--- Aim of the exercise ---
Below are records to transcribe exactly, without their pictures.

(Stored records)

* * * * * * *

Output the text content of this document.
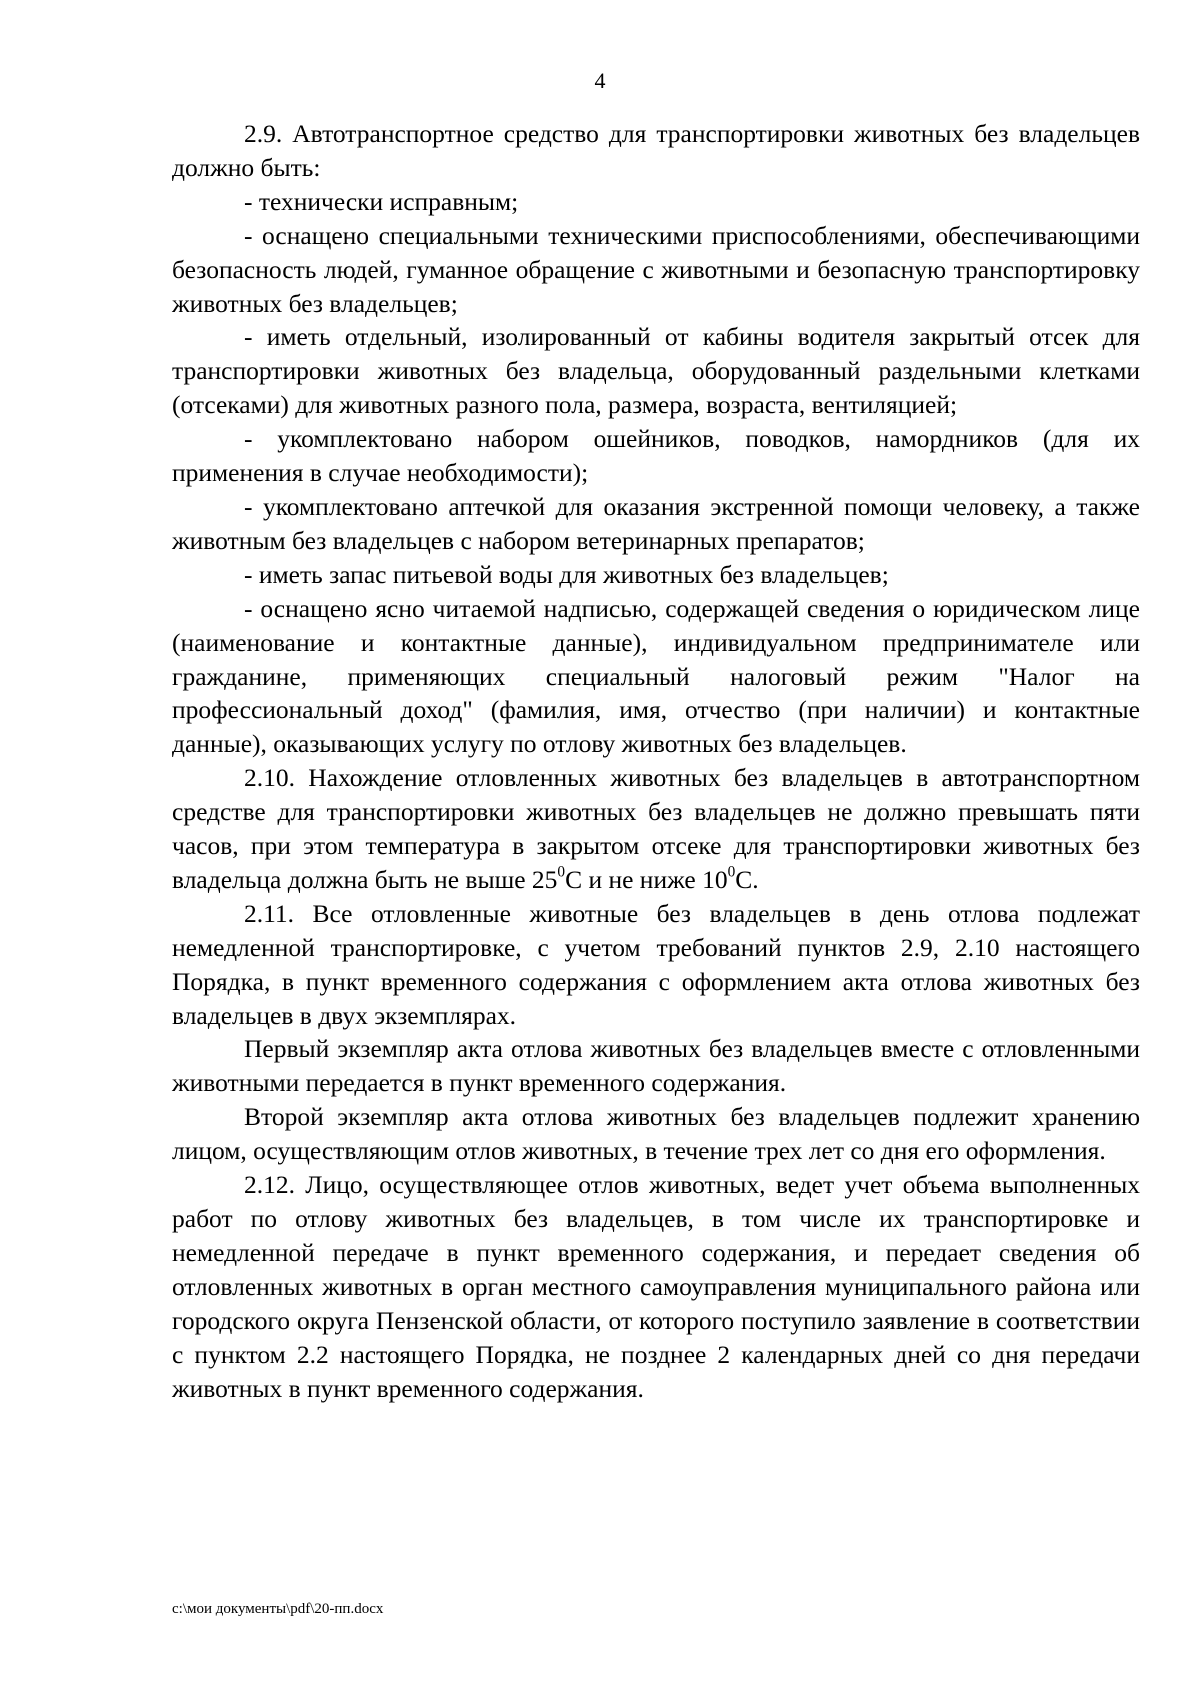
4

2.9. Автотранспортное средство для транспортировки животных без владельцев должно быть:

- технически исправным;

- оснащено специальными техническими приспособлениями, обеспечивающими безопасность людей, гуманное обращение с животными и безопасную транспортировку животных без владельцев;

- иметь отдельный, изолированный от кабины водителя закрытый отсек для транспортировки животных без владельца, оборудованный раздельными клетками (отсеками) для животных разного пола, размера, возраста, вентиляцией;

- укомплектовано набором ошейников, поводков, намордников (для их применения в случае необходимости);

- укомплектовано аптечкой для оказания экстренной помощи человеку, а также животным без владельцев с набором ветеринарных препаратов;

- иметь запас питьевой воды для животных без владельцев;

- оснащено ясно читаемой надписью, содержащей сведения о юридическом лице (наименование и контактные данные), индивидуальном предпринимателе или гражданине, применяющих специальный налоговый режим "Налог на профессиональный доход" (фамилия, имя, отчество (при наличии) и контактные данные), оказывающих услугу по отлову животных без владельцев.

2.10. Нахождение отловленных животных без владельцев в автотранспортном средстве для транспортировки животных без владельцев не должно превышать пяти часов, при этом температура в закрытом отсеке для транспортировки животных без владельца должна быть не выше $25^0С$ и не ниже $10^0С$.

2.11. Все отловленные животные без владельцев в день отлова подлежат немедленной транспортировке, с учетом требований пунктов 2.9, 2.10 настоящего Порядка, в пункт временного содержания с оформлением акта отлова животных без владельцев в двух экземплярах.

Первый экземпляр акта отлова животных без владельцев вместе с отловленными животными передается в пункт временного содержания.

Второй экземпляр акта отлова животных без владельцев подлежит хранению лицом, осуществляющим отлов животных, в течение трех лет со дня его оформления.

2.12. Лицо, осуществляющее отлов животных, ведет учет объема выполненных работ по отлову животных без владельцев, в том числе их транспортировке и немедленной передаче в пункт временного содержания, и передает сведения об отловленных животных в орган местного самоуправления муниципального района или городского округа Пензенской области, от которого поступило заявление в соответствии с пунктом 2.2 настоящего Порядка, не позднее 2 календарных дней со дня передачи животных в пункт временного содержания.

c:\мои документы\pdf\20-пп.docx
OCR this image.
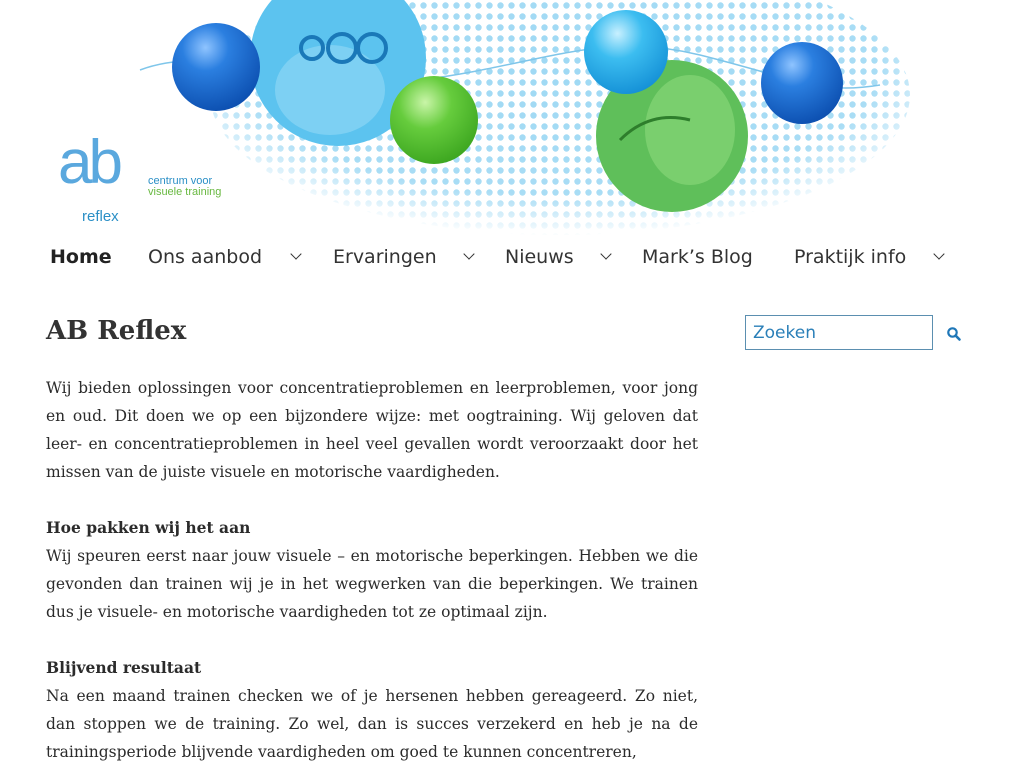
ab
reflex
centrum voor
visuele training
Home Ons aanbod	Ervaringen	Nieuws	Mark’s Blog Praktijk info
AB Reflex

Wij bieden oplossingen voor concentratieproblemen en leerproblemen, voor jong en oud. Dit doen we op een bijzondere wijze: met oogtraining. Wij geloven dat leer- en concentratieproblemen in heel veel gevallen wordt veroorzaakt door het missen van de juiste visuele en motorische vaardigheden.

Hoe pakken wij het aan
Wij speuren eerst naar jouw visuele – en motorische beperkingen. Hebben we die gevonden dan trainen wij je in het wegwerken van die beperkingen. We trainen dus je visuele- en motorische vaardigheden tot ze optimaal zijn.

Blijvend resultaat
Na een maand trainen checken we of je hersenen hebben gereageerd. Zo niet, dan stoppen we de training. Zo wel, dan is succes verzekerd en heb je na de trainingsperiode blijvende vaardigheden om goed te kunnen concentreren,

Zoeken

* * * * * * *

--- Full output ---
Output the text content of this document.
4

2.9. Автотранспортное средство для транспортировки животных без владельцев должно быть:

- технически исправным;

- оснащено специальными техническими приспособлениями, обеспечивающими безопасность людей, гуманное обращение с животными и безопасную транспортировку животных без владельцев;

- иметь отдельный, изолированный от кабины водителя закрытый отсек для транспортировки животных без владельца, оборудованный раздельными клетками (отсеками) для животных разного пола, размера, возраста, вентиляцией;

- укомплектовано набором ошейников, поводков, намордников (для их применения в случае необходимости);

- укомплектовано аптечкой для оказания экстренной помощи человеку, а также животным без владельцев с набором ветеринарных препаратов;

- иметь запас питьевой воды для животных без владельцев;

- оснащено ясно читаемой надписью, содержащей сведения о юридическом лице (наименование и контактные данные), индивидуальном предпринимателе или гражданине, применяющих специальный налоговый режим "Налог на профессиональный доход" (фамилия, имя, отчество (при наличии) и контактные данные), оказывающих услугу по отлову животных без владельцев.

2.10. Нахождение отловленных животных без владельцев в автотранспортном средстве для транспортировки животных без владельцев не должно превышать пяти часов, при этом температура в закрытом отсеке для транспортировки животных без владельца должна быть не выше $25^0С$ и не ниже $10^0С$.

2.11. Все отловленные животные без владельцев в день отлова подлежат немедленной транспортировке, с учетом требований пунктов 2.9, 2.10 настоящего Порядка, в пункт временного содержания с оформлением акта отлова животных без владельцев в двух экземплярах.

Первый экземпляр акта отлова животных без владельцев вместе с отловленными животными передается в пункт временного содержания.

Второй экземпляр акта отлова животных без владельцев подлежит хранению лицом, осуществляющим отлов животных, в течение трех лет со дня его оформления.

2.12. Лицо, осуществляющее отлов животных, ведет учет объема выполненных работ по отлову животных без владельцев, в том числе их транспортировке и немедленной передаче в пункт временного содержания, и передает сведения об отловленных животных в орган местного самоуправления муниципального района или городского округа Пензенской области, от которого поступило заявление в соответствии с пунктом 2.2 настоящего Порядка, не позднее 2 календарных дней со дня передачи животных в пункт временного содержания.

c:\мои документы\pdf\20-пп.docx
OCR this image.
ab
reflex
centrum voor
visuele training
Home Ons aanbod	Ervaringen	Nieuws	Mark’s Blog Praktijk info
AB Reflex

Wij bieden oplossingen voor concentratieproblemen en leerproblemen, voor jong en oud. Dit doen we op een bijzondere wijze: met oogtraining. Wij geloven dat leer- en concentratieproblemen in heel veel gevallen wordt veroorzaakt door het missen van de juiste visuele en motorische vaardigheden.

Hoe pakken wij het aan
Wij speuren eerst naar jouw visuele – en motorische beperkingen. Hebben we die gevonden dan trainen wij je in het wegwerken van die beperkingen. We trainen dus je visuele- en motorische vaardigheden tot ze optimaal zijn.

Blijvend resultaat
Na een maand trainen checken we of je hersenen hebben gereageerd. Zo niet, dan stoppen we de training. Zo wel, dan is succes verzekerd en heb je na de trainingsperiode blijvende vaardigheden om goed te kunnen concentreren,

Zoeken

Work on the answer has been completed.